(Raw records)
"""
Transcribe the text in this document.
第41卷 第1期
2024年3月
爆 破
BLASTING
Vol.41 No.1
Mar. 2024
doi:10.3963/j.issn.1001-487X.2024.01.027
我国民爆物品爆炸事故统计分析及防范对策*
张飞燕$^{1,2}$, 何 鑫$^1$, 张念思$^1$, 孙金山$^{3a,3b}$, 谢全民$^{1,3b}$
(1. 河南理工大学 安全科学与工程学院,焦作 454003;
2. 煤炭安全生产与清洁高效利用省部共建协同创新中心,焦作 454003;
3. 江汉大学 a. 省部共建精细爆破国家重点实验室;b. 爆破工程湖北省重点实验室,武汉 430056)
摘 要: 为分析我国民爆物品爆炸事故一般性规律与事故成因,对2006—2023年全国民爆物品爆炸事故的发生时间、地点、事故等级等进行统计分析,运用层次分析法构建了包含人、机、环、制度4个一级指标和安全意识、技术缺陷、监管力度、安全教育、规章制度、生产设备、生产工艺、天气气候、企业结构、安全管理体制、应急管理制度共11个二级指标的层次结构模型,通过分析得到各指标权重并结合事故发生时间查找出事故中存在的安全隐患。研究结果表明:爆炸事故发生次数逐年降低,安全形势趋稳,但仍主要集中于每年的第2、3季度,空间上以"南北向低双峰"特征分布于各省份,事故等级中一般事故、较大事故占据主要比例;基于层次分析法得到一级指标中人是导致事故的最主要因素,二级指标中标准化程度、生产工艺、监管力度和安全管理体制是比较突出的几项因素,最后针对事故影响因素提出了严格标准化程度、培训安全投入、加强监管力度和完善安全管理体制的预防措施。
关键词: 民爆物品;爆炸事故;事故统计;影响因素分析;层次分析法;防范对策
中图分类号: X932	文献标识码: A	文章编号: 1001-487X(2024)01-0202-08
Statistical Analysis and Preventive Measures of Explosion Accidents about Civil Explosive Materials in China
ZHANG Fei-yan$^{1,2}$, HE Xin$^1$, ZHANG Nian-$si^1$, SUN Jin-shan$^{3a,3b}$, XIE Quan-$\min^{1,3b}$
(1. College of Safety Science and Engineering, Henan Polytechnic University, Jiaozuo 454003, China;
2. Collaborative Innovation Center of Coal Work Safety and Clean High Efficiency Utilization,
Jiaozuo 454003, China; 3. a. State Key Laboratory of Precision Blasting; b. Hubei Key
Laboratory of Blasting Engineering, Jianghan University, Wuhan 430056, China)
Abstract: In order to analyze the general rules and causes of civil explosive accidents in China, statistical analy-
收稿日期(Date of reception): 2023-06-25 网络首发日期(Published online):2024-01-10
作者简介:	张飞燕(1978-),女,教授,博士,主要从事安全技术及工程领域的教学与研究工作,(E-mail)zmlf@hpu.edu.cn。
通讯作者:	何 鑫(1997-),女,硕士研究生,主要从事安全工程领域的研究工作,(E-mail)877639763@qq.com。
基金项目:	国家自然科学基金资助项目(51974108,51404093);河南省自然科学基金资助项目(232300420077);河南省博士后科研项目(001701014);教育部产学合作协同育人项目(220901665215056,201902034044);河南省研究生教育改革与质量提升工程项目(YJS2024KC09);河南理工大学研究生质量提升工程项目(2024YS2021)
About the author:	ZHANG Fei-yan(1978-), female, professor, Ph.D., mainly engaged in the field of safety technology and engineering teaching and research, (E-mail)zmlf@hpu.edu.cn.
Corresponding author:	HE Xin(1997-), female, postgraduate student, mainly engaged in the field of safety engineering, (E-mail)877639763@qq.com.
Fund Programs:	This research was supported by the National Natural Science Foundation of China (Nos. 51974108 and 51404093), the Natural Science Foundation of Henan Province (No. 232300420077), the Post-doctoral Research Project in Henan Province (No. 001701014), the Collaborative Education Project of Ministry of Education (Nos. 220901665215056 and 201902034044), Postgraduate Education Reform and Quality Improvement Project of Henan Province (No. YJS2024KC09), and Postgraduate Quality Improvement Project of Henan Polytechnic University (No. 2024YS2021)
"""
"""
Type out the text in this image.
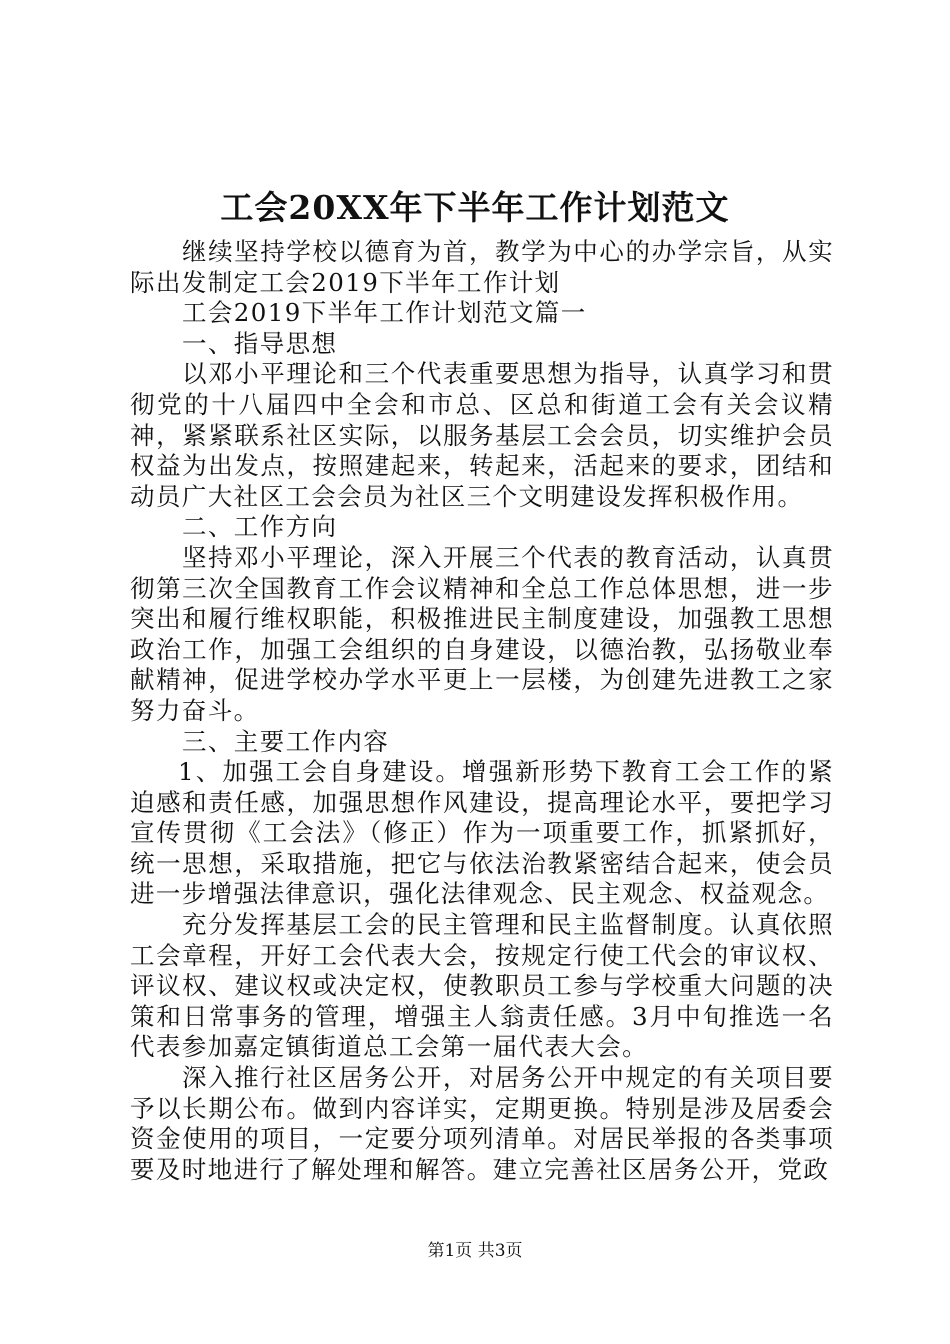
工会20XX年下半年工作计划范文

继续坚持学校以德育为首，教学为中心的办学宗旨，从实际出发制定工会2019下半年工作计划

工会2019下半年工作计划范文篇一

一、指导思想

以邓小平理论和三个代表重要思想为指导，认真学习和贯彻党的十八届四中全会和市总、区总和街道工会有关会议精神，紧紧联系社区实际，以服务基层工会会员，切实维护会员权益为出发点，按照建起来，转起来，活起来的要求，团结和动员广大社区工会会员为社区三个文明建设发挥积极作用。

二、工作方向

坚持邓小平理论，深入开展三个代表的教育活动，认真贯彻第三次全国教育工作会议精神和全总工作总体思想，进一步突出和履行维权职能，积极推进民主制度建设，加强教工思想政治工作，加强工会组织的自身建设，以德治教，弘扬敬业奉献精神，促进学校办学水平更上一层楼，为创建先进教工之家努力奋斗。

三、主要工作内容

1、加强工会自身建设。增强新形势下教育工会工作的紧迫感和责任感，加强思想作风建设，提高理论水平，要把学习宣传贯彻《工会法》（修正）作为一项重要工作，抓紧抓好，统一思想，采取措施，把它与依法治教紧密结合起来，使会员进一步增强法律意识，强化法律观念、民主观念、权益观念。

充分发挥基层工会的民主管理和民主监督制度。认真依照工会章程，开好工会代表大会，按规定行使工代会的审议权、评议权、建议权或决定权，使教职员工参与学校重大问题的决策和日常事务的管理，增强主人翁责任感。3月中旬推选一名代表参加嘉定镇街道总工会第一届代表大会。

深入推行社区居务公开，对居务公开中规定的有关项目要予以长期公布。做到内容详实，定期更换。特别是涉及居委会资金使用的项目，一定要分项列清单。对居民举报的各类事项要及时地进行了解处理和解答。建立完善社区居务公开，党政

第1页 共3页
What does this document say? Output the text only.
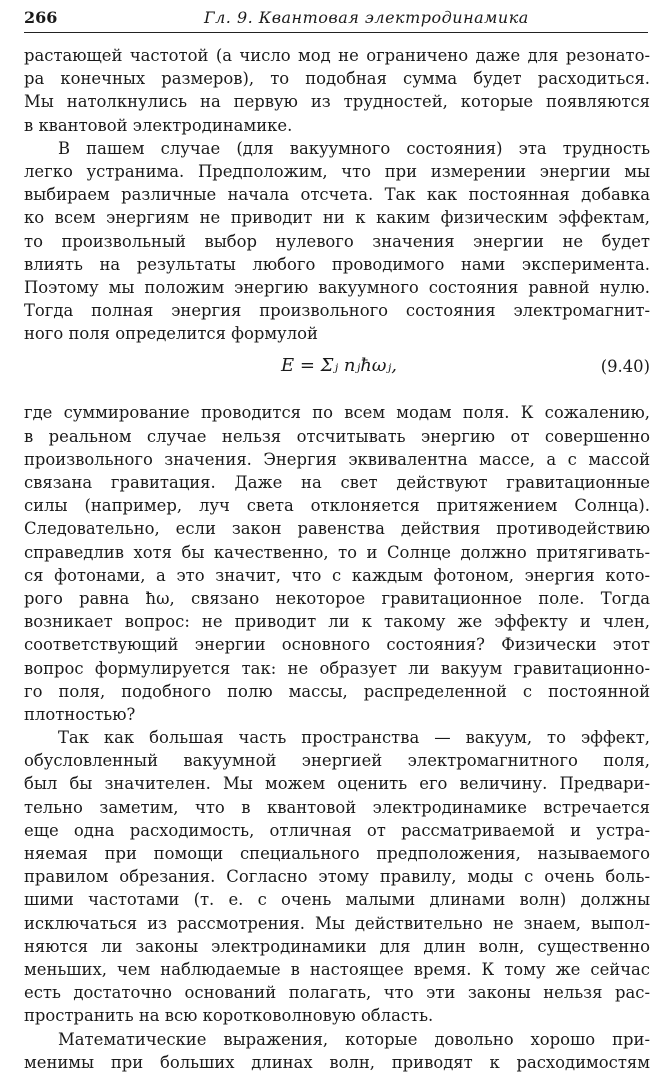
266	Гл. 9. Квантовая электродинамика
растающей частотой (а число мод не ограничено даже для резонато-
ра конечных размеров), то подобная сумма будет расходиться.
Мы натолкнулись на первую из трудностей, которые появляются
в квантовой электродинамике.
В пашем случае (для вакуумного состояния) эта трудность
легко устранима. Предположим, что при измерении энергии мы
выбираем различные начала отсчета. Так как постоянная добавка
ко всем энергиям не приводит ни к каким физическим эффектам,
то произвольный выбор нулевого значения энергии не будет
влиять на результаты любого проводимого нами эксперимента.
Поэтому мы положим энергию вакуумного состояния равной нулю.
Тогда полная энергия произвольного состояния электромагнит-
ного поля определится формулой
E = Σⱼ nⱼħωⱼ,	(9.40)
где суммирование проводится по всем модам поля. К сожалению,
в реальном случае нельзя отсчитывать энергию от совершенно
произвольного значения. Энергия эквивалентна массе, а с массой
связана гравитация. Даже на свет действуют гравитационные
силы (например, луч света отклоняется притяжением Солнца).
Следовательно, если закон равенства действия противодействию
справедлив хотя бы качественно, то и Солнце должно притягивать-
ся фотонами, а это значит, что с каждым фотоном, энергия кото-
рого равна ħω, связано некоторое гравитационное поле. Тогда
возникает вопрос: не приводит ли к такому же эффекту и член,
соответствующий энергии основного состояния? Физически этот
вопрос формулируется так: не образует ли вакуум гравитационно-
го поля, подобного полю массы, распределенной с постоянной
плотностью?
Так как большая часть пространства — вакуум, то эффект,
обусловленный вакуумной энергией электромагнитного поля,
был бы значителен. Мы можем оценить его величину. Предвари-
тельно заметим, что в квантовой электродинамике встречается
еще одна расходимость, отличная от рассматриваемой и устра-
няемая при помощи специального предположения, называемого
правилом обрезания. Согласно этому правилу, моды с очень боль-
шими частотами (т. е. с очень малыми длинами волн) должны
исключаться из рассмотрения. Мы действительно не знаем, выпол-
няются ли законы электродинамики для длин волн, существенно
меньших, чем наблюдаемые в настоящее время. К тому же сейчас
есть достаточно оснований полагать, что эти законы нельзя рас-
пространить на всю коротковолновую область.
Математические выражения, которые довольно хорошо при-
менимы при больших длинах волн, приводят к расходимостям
"""
"""
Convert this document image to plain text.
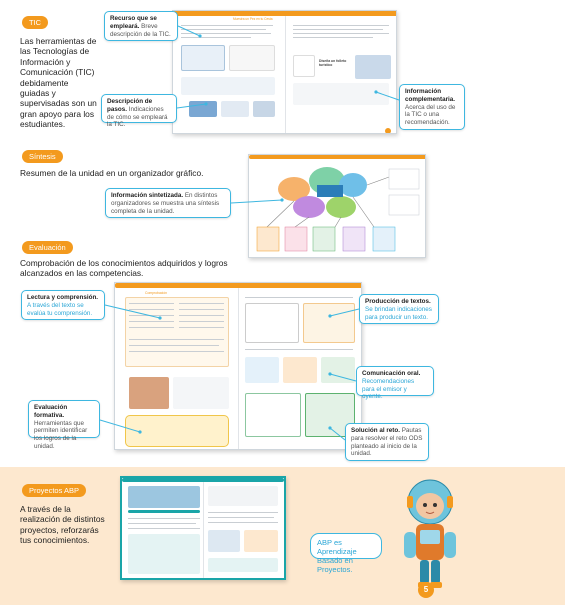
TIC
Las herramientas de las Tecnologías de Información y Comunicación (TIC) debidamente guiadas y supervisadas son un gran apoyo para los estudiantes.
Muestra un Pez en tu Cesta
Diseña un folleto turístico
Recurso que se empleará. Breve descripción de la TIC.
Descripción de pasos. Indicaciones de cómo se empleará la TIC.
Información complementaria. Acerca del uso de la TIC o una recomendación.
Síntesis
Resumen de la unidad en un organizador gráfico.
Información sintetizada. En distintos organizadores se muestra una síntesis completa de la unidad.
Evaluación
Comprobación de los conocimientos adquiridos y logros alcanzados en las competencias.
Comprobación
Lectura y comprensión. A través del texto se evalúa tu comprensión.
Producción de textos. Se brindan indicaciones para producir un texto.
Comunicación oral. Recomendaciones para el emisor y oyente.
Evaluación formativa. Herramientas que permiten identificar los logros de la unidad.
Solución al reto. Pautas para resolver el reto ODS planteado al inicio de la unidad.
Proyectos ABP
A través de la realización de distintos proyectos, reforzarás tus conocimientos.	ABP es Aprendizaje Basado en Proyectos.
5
"""
> _Exercise brief_
Search the entries for the word "энергии" and pick out every line that holds it.

> _Written response_
легко устранима. Предположим, что при измерении энергии мы
то произвольный выбор нулевого значения энергии не будет
соответствующий энергии основного состояния? Физически этот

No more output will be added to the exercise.